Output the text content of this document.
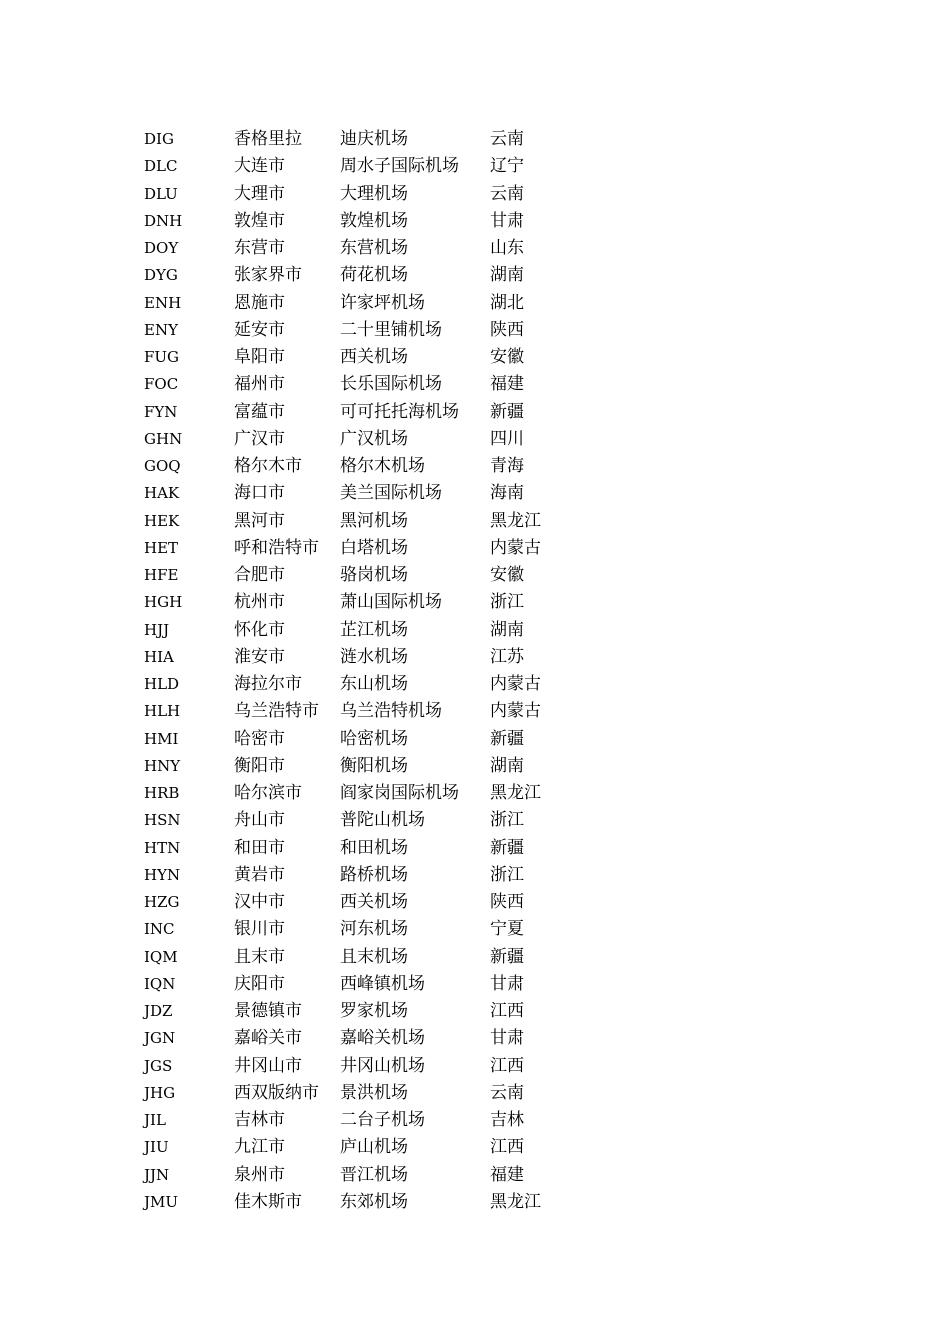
DIG	香格里拉	迪庆机场	云南
DLC	大连市	周水子国际机场	辽宁
DLU	大理市	大理机场	云南
DNH	敦煌市	敦煌机场	甘肃
DOY	东营市	东营机场	山东
DYG	张家界市	荷花机场	湖南
ENH	恩施市	许家坪机场	湖北
ENY	延安市	二十里铺机场	陕西
FUG	阜阳市	西关机场	安徽
FOC	福州市	长乐国际机场	福建
FYN	富蕴市	可可托托海机场	新疆
GHN	广汉市	广汉机场	四川
GOQ	格尔木市	格尔木机场	青海
HAK	海口市	美兰国际机场	海南
HEK	黑河市	黑河机场	黑龙江
HET	呼和浩特市	白塔机场	内蒙古
HFE	合肥市	骆岗机场	安徽
HGH	杭州市	萧山国际机场	浙江
HJJ	怀化市	芷江机场	湖南
HIA	淮安市	涟水机场	江苏
HLD	海拉尔市	东山机场	内蒙古
HLH	乌兰浩特市	乌兰浩特机场	内蒙古
HMI	哈密市	哈密机场	新疆
HNY	衡阳市	衡阳机场	湖南
HRB	哈尔滨市	阎家岗国际机场	黑龙江
HSN	舟山市	普陀山机场	浙江
HTN	和田市	和田机场	新疆
HYN	黄岩市	路桥机场	浙江
HZG	汉中市	西关机场	陕西
INC	银川市	河东机场	宁夏
IQM	且末市	且末机场	新疆
IQN	庆阳市	西峰镇机场	甘肃
JDZ	景德镇市	罗家机场	江西
JGN	嘉峪关市	嘉峪关机场	甘肃
JGS	井冈山市	井冈山机场	江西
JHG	西双版纳市	景洪机场	云南
JIL	吉林市	二台子机场	吉林
JIU	九江市	庐山机场	江西
JJN	泉州市	晋江机场	福建
JMU	佳木斯市	东郊机场	黑龙江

Required work: In the copy, include no pictures; restate the listing above exactly.

In response:
Output the text content of this document.
DIG	香格里拉	迪庆机场	云南
DLC	大连市	周水子国际机场	辽宁
DLU	大理市	大理机场	云南
DNH	敦煌市	敦煌机场	甘肃
DOY	东营市	东营机场	山东
DYG	张家界市	荷花机场	湖南
ENH	恩施市	许家坪机场	湖北
ENY	延安市	二十里铺机场	陕西
FUG	阜阳市	西关机场	安徽
FOC	福州市	长乐国际机场	福建
FYN	富蕴市	可可托托海机场	新疆
GHN	广汉市	广汉机场	四川
GOQ	格尔木市	格尔木机场	青海
HAK	海口市	美兰国际机场	海南
HEK	黑河市	黑河机场	黑龙江
HET	呼和浩特市	白塔机场	内蒙古
HFE	合肥市	骆岗机场	安徽
HGH	杭州市	萧山国际机场	浙江
HJJ	怀化市	芷江机场	湖南
HIA	淮安市	涟水机场	江苏
HLD	海拉尔市	东山机场	内蒙古
HLH	乌兰浩特市	乌兰浩特机场	内蒙古
HMI	哈密市	哈密机场	新疆
HNY	衡阳市	衡阳机场	湖南
HRB	哈尔滨市	阎家岗国际机场	黑龙江
HSN	舟山市	普陀山机场	浙江
HTN	和田市	和田机场	新疆
HYN	黄岩市	路桥机场	浙江
HZG	汉中市	西关机场	陕西
INC	银川市	河东机场	宁夏
IQM	且末市	且末机场	新疆
IQN	庆阳市	西峰镇机场	甘肃
JDZ	景德镇市	罗家机场	江西
JGN	嘉峪关市	嘉峪关机场	甘肃
JGS	井冈山市	井冈山机场	江西
JHG	西双版纳市	景洪机场	云南
JIL	吉林市	二台子机场	吉林
JIU	九江市	庐山机场	江西
JJN	泉州市	晋江机场	福建
JMU	佳木斯市	东郊机场	黑龙江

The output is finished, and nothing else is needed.